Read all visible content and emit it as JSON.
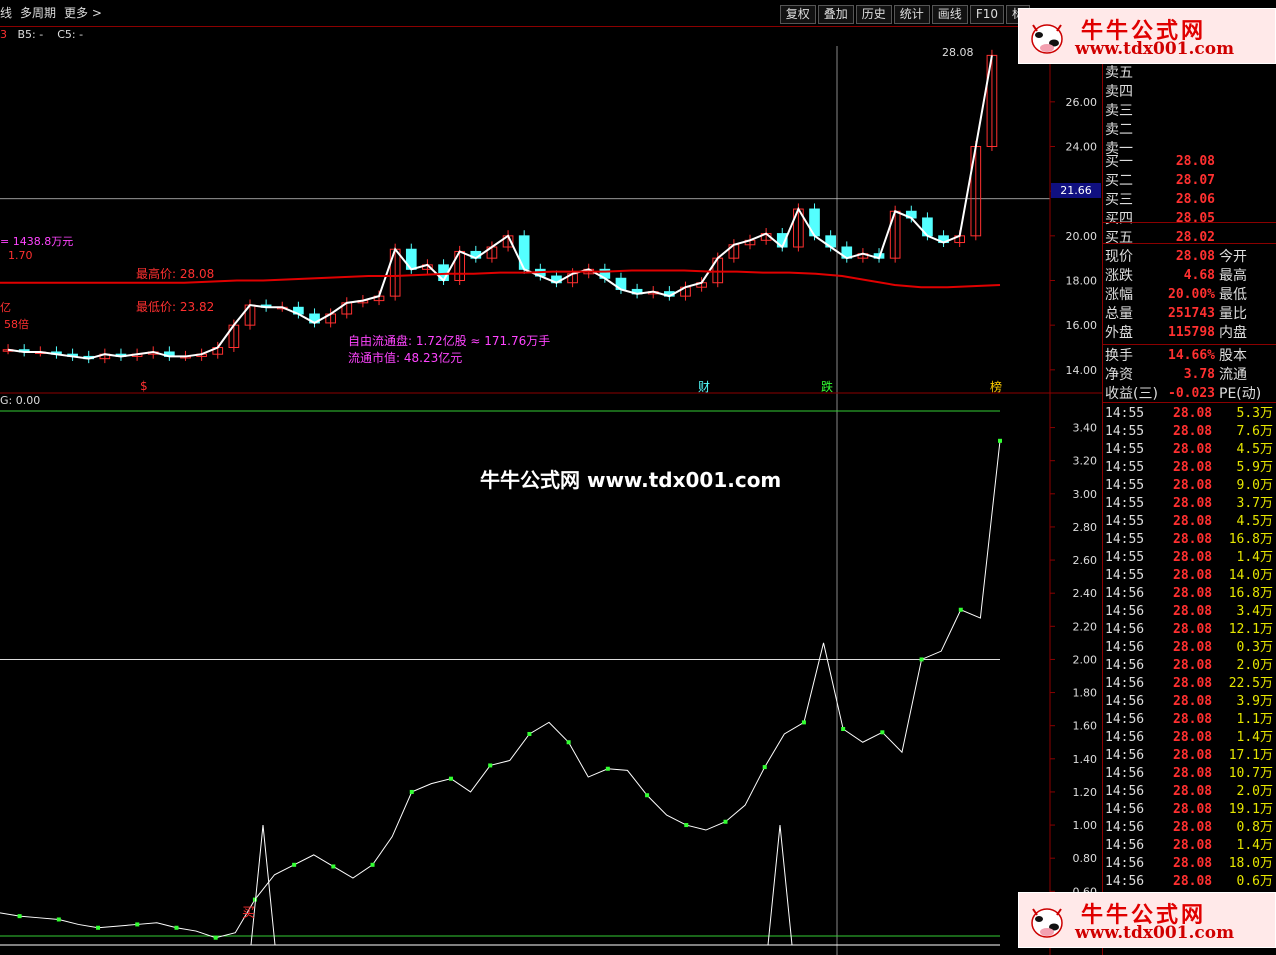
{
  "toolbar": {
    "left_items": [
      "线",
      "多周期",
      "更多 >"
    ],
    "buttons": [
      "复权",
      "叠加",
      "历史",
      "统计",
      "画线",
      "F10",
      "标"
    ]
  },
  "indicator_header": {
    "b5": "B5: -",
    "c5": "C5: -"
  },
  "logo": {
    "title": "牛牛公式网",
    "url": "www.tdx001.com"
  },
  "watermark": "牛牛公式网 www.tdx001.com",
  "main_chart": {
    "y_ticks": [
      "26.00",
      "24.00",
      "22.00",
      "20.00",
      "18.00",
      "16.00",
      "14.00"
    ],
    "crosshair_price": "21.66",
    "peak_label": "28.08",
    "notes": {
      "amount": "= 1438.8万元",
      "p170": "1.70",
      "yi": "亿",
      "bei": "58倍",
      "high": "最高价: 28.08",
      "low": "最低价: 23.82",
      "float_shares": "自由流通盘: 1.72亿股 ≈ 171.76万手",
      "float_cap": "流通市值: 48.23亿元"
    },
    "markers": {
      "s": "$",
      "cai": "财",
      "die": "跌",
      "bang": "榜"
    }
  },
  "sub_chart": {
    "header": "G: 0.00",
    "y_ticks": [
      "3.40",
      "3.20",
      "3.00",
      "2.80",
      "2.60",
      "2.40",
      "2.20",
      "2.00",
      "1.80",
      "1.60",
      "1.40",
      "1.20",
      "1.00",
      "0.80",
      "0.60",
      "0.40"
    ],
    "buy_label": "买"
  },
  "chart_data": {
    "type": "line",
    "main": {
      "y_range": [
        13.5,
        28.5
      ],
      "close": [
        14.9,
        14.8,
        14.8,
        14.7,
        14.6,
        14.5,
        14.7,
        14.6,
        14.7,
        14.8,
        14.6,
        14.6,
        14.7,
        15.0,
        16.0,
        16.9,
        16.8,
        16.8,
        16.5,
        16.1,
        16.5,
        17.0,
        17.1,
        17.3,
        19.4,
        18.5,
        18.7,
        18.0,
        19.3,
        19.0,
        19.5,
        20.0,
        18.5,
        18.2,
        17.9,
        18.3,
        18.5,
        18.1,
        17.6,
        17.4,
        17.5,
        17.3,
        17.7,
        17.9,
        19.0,
        19.6,
        19.8,
        20.1,
        19.5,
        21.2,
        20.0,
        19.5,
        19.0,
        19.2,
        19.0,
        21.1,
        20.8,
        20.0,
        19.7,
        20.0,
        24.0,
        28.08
      ],
      "ma": [
        17.9,
        17.9,
        17.9,
        17.9,
        17.9,
        17.9,
        17.9,
        17.9,
        17.95,
        18.0,
        18.0,
        18.05,
        18.1,
        18.15,
        18.2,
        18.2,
        18.25,
        18.3,
        18.3,
        18.35,
        18.35,
        18.4,
        18.4,
        18.4,
        18.45,
        18.45,
        18.45,
        18.4,
        18.4,
        18.35,
        18.35,
        18.3,
        18.2,
        18.0,
        17.8,
        17.7,
        17.7,
        17.75,
        17.8
      ],
      "y_axis_ticks": [
        26,
        24,
        22,
        20,
        18,
        16,
        14
      ]
    },
    "sub": {
      "y_range": [
        0.3,
        3.5
      ],
      "values": [
        0.47,
        0.45,
        0.44,
        0.43,
        0.4,
        0.38,
        0.39,
        0.4,
        0.41,
        0.38,
        0.36,
        0.32,
        0.35,
        0.55,
        0.7,
        0.76,
        0.82,
        0.75,
        0.68,
        0.76,
        0.93,
        1.2,
        1.25,
        1.28,
        1.2,
        1.36,
        1.39,
        1.55,
        1.62,
        1.5,
        1.29,
        1.34,
        1.33,
        1.18,
        1.06,
        1.0,
        0.97,
        1.02,
        1.12,
        1.35,
        1.55,
        1.62,
        2.1,
        1.58,
        1.5,
        1.56,
        1.44,
        2.0,
        2.05,
        2.3,
        2.25,
        3.32
      ],
      "spike_x": [
        0.263,
        0.78
      ],
      "upper_line": 3.5,
      "mid_line": 2.0,
      "lower_line": 0.33
    }
  },
  "quote_panel": {
    "sell": [
      {
        "k": "卖五",
        "v": ""
      },
      {
        "k": "卖四",
        "v": ""
      },
      {
        "k": "卖三",
        "v": ""
      },
      {
        "k": "卖二",
        "v": ""
      },
      {
        "k": "卖一",
        "v": ""
      }
    ],
    "buy": [
      {
        "k": "买一",
        "v": "28.08"
      },
      {
        "k": "买二",
        "v": "28.07"
      },
      {
        "k": "买三",
        "v": "28.06"
      },
      {
        "k": "买四",
        "v": "28.05"
      },
      {
        "k": "买五",
        "v": "28.02"
      }
    ],
    "stats": [
      {
        "k": "现价",
        "v": "28.08",
        "k2": "今开"
      },
      {
        "k": "涨跌",
        "v": "4.68",
        "k2": "最高"
      },
      {
        "k": "涨幅",
        "v": "20.00%",
        "k2": "最低"
      },
      {
        "k": "总量",
        "v": "251743",
        "k2": "量比"
      },
      {
        "k": "外盘",
        "v": "115798",
        "k2": "内盘"
      },
      {
        "k": "换手",
        "v": "14.66%",
        "k2": "股本"
      },
      {
        "k": "净资",
        "v": "3.78",
        "k2": "流通"
      },
      {
        "k": "收益(三)",
        "v": "-0.023",
        "k2": "PE(动)"
      }
    ],
    "ticks": [
      {
        "t": "14:55",
        "p": "28.08",
        "v": "5.3万"
      },
      {
        "t": "14:55",
        "p": "28.08",
        "v": "7.6万"
      },
      {
        "t": "14:55",
        "p": "28.08",
        "v": "4.5万"
      },
      {
        "t": "14:55",
        "p": "28.08",
        "v": "5.9万"
      },
      {
        "t": "14:55",
        "p": "28.08",
        "v": "9.0万"
      },
      {
        "t": "14:55",
        "p": "28.08",
        "v": "3.7万"
      },
      {
        "t": "14:55",
        "p": "28.08",
        "v": "4.5万"
      },
      {
        "t": "14:55",
        "p": "28.08",
        "v": "16.8万"
      },
      {
        "t": "14:55",
        "p": "28.08",
        "v": "1.4万"
      },
      {
        "t": "14:55",
        "p": "28.08",
        "v": "14.0万"
      },
      {
        "t": "14:56",
        "p": "28.08",
        "v": "16.8万"
      },
      {
        "t": "14:56",
        "p": "28.08",
        "v": "3.4万"
      },
      {
        "t": "14:56",
        "p": "28.08",
        "v": "12.1万"
      },
      {
        "t": "14:56",
        "p": "28.08",
        "v": "0.3万"
      },
      {
        "t": "14:56",
        "p": "28.08",
        "v": "2.0万"
      },
      {
        "t": "14:56",
        "p": "28.08",
        "v": "22.5万"
      },
      {
        "t": "14:56",
        "p": "28.08",
        "v": "3.9万"
      },
      {
        "t": "14:56",
        "p": "28.08",
        "v": "1.1万"
      },
      {
        "t": "14:56",
        "p": "28.08",
        "v": "1.4万"
      },
      {
        "t": "14:56",
        "p": "28.08",
        "v": "17.1万"
      },
      {
        "t": "14:56",
        "p": "28.08",
        "v": "10.7万"
      },
      {
        "t": "14:56",
        "p": "28.08",
        "v": "2.0万"
      },
      {
        "t": "14:56",
        "p": "28.08",
        "v": "19.1万"
      },
      {
        "t": "14:56",
        "p": "28.08",
        "v": "0.8万"
      },
      {
        "t": "14:56",
        "p": "28.08",
        "v": "1.4万"
      },
      {
        "t": "14:56",
        "p": "28.08",
        "v": "18.0万"
      },
      {
        "t": "14:56",
        "p": "28.08",
        "v": "0.6万"
      }
    ]
  },
  "colors": {
    "up": "#ff3030",
    "down": "#54ffff",
    "ma": "#e00000",
    "line": "#ffffff",
    "dot": "#33ff33",
    "hline": "#33cc33",
    "border": "#8b0000"
  }
}
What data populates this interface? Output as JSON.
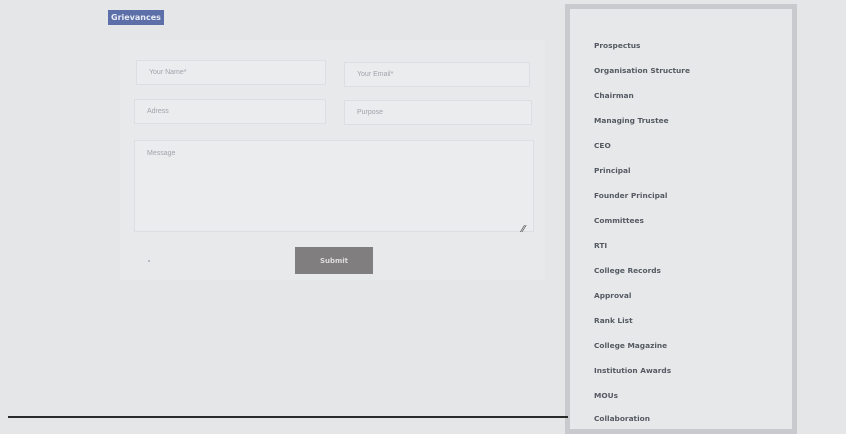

═══

Whichever lines contain the string "牛牛公式网", select and copy them.

    "title": "牛牛公式网",
  "watermark": "牛牛公式网 www.tdx001.com",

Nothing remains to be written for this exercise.